WORK TO COMPLETE.
Each line that holds the word "آزمایشگاهی" counts once; report the total and nothing else.

───── MATERIAL FOR THIS TASK ─────

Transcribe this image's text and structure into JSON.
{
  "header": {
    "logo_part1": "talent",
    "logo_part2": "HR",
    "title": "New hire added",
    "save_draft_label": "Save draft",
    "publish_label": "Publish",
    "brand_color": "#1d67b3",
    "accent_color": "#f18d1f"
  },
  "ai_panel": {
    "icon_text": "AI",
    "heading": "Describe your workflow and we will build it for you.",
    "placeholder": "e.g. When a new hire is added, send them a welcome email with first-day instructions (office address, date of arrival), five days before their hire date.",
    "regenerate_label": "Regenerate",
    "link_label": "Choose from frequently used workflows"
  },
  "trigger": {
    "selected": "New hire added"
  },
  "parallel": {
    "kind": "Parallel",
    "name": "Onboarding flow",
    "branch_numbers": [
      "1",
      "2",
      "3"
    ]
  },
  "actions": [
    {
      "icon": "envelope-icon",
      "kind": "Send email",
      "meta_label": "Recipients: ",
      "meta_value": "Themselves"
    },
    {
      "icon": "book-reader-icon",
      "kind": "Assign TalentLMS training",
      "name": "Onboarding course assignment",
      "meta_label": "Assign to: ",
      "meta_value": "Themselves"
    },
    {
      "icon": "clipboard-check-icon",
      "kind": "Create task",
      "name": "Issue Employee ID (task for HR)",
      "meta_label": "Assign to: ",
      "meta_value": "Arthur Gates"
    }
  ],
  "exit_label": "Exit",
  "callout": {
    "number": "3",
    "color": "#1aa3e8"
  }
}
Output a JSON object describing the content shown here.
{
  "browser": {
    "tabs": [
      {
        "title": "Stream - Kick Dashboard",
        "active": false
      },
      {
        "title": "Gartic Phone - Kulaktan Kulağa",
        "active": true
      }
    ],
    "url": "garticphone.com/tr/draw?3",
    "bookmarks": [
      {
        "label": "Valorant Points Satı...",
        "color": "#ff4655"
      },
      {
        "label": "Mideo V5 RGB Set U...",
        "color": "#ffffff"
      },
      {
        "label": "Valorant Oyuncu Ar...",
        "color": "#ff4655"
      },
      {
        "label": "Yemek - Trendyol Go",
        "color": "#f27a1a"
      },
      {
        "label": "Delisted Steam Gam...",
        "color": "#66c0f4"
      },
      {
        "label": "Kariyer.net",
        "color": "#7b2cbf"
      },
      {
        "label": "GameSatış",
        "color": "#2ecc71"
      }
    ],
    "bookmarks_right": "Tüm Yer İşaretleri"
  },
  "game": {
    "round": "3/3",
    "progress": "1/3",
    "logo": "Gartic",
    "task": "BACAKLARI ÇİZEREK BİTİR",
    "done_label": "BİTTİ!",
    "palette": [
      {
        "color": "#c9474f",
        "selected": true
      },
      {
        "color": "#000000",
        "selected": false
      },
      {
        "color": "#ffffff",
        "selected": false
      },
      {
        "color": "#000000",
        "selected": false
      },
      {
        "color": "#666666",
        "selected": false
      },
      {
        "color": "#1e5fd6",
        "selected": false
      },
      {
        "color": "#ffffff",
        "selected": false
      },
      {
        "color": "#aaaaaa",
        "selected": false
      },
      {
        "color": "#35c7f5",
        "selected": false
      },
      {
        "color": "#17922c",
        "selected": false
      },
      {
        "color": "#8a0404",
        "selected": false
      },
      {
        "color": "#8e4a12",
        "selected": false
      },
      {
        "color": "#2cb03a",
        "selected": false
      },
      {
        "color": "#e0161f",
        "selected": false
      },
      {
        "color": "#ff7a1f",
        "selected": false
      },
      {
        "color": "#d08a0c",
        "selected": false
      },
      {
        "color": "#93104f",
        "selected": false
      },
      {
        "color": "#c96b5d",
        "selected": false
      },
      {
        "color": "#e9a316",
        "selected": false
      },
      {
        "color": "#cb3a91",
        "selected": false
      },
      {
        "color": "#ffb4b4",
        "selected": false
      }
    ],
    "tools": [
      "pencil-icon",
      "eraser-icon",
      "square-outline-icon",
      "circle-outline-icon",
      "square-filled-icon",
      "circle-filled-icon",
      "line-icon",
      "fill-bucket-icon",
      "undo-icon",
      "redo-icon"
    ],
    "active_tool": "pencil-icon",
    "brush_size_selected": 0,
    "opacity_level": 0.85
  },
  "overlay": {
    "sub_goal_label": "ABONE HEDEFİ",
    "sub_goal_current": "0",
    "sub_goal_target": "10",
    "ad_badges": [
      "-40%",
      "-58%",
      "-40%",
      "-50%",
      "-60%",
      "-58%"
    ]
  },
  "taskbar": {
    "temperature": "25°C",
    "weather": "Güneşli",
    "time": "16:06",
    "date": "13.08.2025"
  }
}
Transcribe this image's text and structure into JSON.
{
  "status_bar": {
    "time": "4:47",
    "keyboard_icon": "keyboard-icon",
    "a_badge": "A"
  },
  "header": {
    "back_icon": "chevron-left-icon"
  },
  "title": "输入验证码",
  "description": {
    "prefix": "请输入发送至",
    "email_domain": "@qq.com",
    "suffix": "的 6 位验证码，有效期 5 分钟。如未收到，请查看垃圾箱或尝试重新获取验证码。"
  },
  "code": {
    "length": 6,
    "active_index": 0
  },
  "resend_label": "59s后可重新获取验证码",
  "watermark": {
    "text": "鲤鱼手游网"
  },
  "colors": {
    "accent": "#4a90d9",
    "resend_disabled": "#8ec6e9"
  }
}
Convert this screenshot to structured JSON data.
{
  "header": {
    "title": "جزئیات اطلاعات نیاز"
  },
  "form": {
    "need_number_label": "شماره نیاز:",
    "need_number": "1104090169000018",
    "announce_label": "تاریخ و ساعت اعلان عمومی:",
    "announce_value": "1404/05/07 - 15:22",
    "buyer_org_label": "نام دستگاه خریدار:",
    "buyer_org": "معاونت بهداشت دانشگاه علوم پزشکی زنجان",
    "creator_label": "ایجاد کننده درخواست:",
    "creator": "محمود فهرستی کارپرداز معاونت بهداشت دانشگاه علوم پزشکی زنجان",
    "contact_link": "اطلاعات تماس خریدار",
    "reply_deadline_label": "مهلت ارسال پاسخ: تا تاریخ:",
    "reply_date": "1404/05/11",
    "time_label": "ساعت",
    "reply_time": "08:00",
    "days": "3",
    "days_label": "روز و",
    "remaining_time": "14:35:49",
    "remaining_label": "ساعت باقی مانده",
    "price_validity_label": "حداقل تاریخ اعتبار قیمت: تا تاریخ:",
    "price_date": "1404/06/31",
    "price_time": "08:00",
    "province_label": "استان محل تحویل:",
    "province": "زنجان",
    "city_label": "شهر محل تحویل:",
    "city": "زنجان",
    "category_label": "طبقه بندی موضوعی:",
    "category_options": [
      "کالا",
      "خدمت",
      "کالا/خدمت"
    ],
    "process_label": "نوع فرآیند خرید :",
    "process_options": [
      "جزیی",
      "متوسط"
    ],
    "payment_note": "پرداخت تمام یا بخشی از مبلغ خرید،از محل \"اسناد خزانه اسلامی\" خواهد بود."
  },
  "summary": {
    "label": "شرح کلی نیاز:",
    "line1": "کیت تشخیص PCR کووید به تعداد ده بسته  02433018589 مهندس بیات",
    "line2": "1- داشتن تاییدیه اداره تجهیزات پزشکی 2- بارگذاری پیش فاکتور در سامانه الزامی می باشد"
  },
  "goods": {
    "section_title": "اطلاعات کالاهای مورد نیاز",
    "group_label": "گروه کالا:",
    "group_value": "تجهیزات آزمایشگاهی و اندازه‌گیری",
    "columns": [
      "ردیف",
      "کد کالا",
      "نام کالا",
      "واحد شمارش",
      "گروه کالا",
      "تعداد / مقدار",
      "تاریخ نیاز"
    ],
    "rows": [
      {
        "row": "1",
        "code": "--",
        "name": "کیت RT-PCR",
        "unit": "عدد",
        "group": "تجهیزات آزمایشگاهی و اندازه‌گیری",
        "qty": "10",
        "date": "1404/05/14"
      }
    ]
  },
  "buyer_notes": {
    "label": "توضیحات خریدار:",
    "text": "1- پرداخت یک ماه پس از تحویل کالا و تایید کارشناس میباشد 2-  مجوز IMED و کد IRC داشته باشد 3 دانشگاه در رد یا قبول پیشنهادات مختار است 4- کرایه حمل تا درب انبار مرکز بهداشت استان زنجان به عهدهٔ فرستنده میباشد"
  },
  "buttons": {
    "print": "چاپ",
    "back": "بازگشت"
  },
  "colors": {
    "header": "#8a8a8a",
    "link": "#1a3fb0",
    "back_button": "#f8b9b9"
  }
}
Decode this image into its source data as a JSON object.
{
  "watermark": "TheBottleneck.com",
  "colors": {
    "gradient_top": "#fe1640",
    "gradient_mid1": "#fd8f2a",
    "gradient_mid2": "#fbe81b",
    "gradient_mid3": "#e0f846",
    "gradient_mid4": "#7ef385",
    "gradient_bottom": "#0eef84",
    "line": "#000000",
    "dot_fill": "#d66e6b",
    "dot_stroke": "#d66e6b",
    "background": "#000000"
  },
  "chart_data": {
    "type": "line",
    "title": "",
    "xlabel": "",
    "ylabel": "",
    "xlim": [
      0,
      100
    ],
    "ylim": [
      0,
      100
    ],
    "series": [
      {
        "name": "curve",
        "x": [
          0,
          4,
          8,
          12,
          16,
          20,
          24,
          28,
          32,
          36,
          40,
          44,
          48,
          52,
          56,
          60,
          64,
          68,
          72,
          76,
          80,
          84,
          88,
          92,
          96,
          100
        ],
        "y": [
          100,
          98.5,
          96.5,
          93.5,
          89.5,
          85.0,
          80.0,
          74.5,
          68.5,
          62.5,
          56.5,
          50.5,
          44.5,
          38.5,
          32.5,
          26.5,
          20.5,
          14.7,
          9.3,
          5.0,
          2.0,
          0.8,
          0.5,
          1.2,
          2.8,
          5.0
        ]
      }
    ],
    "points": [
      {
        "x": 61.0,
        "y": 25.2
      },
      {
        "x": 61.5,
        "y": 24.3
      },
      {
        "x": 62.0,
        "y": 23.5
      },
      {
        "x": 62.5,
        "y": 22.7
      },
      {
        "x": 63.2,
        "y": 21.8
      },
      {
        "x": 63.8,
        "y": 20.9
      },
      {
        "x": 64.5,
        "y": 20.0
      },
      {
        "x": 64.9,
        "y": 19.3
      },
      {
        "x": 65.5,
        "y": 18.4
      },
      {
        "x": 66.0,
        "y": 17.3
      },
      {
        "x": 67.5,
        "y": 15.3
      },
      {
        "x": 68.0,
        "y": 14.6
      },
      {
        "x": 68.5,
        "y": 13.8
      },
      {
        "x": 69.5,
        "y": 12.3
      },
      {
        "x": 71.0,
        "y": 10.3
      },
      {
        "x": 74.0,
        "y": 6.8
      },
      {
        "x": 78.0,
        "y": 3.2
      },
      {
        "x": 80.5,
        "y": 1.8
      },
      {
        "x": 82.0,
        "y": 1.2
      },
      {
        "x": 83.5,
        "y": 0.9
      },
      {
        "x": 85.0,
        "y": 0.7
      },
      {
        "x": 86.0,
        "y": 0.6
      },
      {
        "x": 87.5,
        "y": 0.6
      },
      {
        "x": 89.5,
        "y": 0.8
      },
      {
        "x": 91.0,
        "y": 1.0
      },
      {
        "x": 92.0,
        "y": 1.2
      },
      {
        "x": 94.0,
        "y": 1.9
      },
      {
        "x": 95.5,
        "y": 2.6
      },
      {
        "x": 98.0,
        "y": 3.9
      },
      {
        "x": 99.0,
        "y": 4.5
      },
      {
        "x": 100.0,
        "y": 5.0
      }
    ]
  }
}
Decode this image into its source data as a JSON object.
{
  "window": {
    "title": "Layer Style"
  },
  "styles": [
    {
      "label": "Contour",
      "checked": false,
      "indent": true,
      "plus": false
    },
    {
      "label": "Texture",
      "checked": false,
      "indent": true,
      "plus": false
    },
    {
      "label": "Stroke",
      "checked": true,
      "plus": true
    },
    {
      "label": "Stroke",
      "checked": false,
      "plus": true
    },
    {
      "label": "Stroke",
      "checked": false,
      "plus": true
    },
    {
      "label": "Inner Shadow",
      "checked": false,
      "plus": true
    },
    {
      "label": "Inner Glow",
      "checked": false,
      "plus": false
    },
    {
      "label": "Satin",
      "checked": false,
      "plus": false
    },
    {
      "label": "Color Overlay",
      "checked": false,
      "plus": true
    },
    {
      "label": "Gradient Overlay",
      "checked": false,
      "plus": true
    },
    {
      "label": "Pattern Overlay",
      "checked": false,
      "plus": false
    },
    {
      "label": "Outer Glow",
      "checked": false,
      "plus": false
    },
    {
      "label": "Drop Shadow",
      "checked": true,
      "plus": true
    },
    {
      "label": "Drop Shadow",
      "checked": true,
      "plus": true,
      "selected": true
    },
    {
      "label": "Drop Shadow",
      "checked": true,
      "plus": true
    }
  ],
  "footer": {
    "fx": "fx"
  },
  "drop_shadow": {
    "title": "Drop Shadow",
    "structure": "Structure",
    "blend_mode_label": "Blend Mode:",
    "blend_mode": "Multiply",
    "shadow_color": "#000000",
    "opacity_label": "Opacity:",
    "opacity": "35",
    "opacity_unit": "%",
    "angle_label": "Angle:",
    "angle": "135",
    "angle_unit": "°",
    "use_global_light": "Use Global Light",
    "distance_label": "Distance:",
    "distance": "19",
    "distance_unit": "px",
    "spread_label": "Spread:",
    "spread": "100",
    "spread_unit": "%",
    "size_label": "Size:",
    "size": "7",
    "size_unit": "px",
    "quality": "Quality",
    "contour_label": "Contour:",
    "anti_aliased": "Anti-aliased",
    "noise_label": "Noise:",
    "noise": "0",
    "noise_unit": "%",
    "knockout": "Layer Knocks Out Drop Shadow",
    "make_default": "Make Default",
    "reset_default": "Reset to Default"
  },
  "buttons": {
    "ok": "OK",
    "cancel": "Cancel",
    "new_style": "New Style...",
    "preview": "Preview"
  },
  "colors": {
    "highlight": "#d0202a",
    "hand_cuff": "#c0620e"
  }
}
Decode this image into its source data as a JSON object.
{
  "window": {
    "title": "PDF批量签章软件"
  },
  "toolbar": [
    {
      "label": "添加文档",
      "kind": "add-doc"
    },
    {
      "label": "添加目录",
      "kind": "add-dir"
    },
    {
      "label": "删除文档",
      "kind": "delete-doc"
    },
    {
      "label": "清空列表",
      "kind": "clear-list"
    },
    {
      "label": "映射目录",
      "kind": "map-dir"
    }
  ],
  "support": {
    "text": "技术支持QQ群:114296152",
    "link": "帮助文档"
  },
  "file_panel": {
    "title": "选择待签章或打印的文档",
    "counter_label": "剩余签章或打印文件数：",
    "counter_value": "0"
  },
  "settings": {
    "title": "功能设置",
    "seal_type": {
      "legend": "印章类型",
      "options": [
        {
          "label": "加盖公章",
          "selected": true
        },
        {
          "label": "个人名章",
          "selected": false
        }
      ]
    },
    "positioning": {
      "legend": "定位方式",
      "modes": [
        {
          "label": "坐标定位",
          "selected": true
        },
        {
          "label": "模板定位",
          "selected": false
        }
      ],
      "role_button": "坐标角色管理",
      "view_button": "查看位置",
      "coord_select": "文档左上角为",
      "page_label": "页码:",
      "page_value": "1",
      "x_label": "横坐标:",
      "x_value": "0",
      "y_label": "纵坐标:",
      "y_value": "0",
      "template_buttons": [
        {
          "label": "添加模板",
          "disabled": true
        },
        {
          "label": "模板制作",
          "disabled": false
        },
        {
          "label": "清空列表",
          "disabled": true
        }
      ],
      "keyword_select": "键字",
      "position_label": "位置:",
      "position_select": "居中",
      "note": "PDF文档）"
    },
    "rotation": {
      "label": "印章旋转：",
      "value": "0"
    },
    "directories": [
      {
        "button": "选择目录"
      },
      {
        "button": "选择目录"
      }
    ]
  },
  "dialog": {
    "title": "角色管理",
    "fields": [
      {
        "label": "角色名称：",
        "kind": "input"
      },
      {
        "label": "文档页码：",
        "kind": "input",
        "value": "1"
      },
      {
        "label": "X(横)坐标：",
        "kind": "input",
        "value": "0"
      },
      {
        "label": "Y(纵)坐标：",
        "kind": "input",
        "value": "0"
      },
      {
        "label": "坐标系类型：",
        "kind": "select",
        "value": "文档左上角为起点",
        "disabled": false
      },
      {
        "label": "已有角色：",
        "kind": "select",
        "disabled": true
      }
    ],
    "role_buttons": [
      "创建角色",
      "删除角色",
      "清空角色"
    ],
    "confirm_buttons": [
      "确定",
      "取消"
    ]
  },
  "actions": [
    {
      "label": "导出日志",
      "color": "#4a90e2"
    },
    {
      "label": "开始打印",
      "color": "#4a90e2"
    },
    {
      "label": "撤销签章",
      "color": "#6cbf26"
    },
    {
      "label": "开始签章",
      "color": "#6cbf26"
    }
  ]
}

─────

SOLUTION FOR THIS EXERCISE.
2